**TASK REQUIREMENTS:** Gather all lines in the records below that include the word "Watch".

**TASK DATA:**
____

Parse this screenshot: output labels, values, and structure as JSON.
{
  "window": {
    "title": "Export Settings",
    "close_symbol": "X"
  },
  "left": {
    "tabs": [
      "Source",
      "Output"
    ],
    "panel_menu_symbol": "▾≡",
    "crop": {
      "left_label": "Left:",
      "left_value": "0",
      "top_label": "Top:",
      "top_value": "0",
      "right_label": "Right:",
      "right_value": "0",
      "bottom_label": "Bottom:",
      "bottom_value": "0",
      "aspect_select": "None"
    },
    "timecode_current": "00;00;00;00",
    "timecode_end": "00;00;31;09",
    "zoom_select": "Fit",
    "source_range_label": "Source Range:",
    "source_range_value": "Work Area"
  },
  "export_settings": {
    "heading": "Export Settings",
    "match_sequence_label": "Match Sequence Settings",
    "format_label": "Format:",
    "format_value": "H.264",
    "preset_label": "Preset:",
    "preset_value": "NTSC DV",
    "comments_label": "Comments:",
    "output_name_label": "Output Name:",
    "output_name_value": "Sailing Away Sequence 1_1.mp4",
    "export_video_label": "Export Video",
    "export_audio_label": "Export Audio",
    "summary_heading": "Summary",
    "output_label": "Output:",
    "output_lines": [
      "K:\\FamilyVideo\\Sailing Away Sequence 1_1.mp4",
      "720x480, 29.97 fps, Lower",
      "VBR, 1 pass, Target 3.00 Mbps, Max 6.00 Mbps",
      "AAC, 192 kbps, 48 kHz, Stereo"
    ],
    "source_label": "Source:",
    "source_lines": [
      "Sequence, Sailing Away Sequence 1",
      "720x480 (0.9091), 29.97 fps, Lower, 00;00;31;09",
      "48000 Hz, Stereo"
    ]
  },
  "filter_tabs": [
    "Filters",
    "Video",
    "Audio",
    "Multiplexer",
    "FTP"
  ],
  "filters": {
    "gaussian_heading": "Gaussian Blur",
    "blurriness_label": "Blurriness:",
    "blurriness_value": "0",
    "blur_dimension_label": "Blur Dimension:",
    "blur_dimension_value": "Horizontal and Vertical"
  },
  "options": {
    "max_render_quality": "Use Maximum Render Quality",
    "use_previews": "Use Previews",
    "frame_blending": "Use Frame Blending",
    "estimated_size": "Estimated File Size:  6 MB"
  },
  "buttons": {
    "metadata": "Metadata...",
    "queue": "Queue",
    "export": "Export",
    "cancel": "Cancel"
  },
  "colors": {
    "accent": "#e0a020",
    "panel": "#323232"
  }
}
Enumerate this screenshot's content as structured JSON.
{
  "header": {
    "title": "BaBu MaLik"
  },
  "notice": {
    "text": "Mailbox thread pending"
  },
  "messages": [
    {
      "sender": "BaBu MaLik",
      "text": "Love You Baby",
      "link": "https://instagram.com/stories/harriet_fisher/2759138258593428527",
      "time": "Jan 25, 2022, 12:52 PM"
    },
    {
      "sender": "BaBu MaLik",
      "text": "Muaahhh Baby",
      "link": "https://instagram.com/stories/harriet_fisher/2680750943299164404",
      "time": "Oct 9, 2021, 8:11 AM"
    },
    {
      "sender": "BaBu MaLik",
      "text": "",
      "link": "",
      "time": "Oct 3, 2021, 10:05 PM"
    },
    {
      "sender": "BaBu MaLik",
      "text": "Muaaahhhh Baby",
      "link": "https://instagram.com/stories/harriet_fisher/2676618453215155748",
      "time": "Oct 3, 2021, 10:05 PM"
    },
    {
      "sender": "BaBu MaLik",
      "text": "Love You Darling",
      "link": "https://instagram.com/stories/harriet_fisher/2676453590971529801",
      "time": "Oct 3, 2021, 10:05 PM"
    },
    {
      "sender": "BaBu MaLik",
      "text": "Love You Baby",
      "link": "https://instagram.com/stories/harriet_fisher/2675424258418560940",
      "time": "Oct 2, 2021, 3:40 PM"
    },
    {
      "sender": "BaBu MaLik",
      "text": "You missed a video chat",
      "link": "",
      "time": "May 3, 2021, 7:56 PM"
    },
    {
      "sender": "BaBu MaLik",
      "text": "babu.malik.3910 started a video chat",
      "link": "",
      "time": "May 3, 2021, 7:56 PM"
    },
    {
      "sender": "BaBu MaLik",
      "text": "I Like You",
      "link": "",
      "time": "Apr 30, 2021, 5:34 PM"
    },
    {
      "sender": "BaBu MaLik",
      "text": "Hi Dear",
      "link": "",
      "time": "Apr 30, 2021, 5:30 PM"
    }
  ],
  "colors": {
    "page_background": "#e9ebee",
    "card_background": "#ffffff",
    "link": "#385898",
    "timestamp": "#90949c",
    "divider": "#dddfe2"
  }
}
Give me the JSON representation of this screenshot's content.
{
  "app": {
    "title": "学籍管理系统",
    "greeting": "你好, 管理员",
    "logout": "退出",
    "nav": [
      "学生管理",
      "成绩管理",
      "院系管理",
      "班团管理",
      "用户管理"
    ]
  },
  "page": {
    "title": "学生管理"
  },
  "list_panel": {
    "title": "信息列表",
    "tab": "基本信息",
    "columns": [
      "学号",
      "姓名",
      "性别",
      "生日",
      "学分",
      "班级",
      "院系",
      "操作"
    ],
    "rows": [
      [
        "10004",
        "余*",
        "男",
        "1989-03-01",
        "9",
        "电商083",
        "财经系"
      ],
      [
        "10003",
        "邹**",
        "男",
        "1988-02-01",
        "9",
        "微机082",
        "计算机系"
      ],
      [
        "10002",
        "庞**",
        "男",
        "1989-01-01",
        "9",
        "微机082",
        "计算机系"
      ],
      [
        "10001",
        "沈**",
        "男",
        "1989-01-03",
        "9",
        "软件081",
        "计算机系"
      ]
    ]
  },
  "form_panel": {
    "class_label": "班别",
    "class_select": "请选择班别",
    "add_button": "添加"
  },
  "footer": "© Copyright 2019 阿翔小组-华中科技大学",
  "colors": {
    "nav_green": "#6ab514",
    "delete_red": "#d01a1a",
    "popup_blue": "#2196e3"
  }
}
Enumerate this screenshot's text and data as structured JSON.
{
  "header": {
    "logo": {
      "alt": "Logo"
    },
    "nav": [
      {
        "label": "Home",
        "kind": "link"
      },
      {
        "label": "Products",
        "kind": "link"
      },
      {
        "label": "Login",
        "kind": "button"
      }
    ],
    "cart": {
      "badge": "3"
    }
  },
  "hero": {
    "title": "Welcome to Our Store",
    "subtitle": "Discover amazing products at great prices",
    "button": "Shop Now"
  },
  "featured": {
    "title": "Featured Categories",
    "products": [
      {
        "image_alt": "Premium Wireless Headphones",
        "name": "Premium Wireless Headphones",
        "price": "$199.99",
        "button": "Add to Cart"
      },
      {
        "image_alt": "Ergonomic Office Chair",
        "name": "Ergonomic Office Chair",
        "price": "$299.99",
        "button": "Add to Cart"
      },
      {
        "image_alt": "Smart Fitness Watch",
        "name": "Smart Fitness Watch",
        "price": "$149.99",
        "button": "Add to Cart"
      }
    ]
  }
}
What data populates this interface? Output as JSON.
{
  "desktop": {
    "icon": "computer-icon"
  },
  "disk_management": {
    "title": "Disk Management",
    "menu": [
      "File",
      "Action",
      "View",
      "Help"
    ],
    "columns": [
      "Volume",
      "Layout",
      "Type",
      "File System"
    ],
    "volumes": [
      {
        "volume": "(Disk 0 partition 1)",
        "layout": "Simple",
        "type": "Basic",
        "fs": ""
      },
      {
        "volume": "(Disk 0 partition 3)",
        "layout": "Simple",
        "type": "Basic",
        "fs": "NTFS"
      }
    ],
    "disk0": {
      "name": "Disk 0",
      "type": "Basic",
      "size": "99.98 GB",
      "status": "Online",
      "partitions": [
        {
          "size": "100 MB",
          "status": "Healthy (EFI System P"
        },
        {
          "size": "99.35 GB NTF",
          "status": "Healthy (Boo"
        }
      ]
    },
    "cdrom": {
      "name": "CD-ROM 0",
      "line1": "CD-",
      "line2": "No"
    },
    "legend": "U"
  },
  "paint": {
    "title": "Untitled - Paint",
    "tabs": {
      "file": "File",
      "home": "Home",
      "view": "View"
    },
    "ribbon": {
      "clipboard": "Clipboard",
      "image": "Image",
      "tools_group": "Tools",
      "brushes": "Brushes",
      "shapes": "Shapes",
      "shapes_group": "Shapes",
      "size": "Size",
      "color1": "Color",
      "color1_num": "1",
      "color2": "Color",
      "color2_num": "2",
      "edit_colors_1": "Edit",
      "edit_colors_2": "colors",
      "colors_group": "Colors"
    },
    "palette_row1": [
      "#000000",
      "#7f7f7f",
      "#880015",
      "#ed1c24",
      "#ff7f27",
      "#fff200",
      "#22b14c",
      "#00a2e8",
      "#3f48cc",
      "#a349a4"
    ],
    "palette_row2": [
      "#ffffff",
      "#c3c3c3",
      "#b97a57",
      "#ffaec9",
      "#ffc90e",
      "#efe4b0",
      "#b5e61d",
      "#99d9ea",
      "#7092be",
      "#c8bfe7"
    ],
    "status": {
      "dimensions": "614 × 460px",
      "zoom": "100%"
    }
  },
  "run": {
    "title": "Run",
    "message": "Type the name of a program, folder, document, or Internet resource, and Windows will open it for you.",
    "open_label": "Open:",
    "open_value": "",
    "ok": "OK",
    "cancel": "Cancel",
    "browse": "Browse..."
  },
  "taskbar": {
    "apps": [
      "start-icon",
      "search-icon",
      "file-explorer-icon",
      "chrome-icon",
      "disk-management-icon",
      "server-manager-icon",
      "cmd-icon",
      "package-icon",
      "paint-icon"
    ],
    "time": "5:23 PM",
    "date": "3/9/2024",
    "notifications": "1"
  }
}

____

**WORKED ANSWER:**
        "image_alt": "Smart Fitness Watch",
        "name": "Smart Fitness Watch",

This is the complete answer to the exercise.